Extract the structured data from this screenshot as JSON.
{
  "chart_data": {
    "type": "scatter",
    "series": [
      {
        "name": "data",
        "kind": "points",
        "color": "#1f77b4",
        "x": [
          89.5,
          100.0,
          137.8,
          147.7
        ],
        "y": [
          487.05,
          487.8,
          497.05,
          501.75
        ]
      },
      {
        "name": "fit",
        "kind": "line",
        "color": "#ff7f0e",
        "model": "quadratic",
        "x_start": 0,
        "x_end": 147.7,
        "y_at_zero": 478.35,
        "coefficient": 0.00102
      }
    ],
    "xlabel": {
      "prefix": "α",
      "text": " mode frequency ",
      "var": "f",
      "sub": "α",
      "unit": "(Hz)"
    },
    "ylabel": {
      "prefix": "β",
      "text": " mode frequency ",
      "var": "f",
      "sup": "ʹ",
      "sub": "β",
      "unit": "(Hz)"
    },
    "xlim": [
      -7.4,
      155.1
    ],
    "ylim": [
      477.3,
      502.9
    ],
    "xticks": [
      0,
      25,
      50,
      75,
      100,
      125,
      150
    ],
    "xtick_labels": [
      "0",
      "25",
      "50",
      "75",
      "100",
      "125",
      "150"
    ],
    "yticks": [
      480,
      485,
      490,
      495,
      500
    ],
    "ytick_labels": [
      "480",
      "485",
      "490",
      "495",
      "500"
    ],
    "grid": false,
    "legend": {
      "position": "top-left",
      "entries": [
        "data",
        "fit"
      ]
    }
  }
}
--
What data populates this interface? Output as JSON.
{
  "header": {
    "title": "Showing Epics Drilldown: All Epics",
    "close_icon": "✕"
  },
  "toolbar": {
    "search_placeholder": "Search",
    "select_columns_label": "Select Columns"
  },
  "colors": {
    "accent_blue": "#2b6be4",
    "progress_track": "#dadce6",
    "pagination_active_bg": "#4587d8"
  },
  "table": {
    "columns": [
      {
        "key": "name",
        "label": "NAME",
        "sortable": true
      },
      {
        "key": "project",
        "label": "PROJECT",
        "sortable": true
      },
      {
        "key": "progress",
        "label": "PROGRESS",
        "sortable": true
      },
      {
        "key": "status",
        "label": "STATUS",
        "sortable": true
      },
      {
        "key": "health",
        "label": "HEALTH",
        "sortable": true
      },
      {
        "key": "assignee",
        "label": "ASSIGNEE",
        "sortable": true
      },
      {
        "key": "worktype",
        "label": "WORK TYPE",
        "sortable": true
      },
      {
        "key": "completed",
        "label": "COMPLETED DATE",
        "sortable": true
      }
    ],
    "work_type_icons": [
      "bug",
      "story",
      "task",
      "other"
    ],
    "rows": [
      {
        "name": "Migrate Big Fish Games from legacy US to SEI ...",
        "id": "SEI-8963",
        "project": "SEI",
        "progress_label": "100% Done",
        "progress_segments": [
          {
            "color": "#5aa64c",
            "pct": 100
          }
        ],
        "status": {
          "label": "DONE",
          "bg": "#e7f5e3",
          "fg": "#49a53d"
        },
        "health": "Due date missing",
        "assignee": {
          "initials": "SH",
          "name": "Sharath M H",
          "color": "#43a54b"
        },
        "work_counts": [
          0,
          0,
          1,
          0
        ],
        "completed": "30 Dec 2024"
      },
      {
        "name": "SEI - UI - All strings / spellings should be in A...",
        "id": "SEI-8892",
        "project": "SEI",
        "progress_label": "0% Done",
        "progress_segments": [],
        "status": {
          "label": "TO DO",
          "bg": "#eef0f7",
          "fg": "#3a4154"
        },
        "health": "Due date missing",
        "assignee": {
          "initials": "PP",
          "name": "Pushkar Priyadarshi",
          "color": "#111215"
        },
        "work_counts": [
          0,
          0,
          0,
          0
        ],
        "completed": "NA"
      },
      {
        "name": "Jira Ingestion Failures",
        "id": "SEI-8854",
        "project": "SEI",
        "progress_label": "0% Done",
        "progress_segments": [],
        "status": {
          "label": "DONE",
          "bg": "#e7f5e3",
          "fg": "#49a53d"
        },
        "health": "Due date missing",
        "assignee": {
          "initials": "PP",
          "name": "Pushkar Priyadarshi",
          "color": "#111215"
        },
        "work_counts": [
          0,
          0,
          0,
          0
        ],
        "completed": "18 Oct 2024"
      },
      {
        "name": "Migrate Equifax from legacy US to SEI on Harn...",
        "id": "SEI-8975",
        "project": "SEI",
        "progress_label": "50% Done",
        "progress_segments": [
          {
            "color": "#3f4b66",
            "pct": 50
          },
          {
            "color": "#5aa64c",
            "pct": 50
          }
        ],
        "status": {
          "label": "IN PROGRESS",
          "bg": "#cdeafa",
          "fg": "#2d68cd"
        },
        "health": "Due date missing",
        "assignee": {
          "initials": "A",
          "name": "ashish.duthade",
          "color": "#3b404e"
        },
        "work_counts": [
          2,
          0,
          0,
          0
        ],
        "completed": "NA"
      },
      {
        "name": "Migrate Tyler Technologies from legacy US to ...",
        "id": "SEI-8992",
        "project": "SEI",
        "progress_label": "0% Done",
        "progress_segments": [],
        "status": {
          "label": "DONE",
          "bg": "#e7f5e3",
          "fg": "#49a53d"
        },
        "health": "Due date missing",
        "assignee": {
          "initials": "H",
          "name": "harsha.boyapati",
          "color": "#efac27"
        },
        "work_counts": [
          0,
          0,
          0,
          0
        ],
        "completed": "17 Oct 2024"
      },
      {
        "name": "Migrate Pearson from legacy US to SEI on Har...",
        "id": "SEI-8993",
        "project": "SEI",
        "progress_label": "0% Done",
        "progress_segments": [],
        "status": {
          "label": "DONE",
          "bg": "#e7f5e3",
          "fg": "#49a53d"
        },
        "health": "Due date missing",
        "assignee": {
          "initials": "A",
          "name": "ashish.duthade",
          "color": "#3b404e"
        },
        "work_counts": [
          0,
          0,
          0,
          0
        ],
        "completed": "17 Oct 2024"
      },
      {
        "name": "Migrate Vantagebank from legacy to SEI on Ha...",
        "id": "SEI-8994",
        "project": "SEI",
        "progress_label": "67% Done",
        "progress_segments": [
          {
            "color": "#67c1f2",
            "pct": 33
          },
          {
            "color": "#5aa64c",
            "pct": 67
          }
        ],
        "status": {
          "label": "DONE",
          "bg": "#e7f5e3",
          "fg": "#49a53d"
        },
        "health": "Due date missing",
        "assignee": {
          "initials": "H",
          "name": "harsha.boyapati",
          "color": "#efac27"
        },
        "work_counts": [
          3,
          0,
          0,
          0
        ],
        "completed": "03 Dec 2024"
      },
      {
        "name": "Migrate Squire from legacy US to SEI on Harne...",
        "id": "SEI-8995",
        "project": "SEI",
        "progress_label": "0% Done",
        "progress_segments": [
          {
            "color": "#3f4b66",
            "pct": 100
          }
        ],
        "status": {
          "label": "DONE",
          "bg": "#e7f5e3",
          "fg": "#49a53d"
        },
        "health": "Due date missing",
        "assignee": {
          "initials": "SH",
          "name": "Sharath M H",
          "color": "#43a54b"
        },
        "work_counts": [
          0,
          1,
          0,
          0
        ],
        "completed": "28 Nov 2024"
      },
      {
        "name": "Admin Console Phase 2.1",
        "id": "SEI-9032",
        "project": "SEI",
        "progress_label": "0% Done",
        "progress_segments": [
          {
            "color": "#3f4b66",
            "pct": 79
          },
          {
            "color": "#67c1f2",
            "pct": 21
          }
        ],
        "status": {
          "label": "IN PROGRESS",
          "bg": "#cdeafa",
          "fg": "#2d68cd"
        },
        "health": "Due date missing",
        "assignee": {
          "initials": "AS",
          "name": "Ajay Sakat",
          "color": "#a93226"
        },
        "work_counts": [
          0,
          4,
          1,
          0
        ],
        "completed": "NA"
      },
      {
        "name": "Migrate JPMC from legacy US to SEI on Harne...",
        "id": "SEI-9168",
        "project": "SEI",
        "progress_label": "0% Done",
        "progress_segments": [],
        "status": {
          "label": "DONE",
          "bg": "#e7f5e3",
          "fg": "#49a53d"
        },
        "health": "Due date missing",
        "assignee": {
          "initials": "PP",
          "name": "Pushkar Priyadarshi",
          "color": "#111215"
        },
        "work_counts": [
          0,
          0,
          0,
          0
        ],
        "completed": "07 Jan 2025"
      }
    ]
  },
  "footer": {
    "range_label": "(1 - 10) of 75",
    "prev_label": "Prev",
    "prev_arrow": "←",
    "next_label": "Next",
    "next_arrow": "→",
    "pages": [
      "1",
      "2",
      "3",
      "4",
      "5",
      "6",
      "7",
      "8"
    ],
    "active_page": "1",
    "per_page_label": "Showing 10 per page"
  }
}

*GIVEN EXERCISE*:
Look through the entries and return every line where "JSON" appears.

*ANSWER IN FULL*:
Extract the structured data from this screenshot as JSON.
What data populates this interface? Output as JSON.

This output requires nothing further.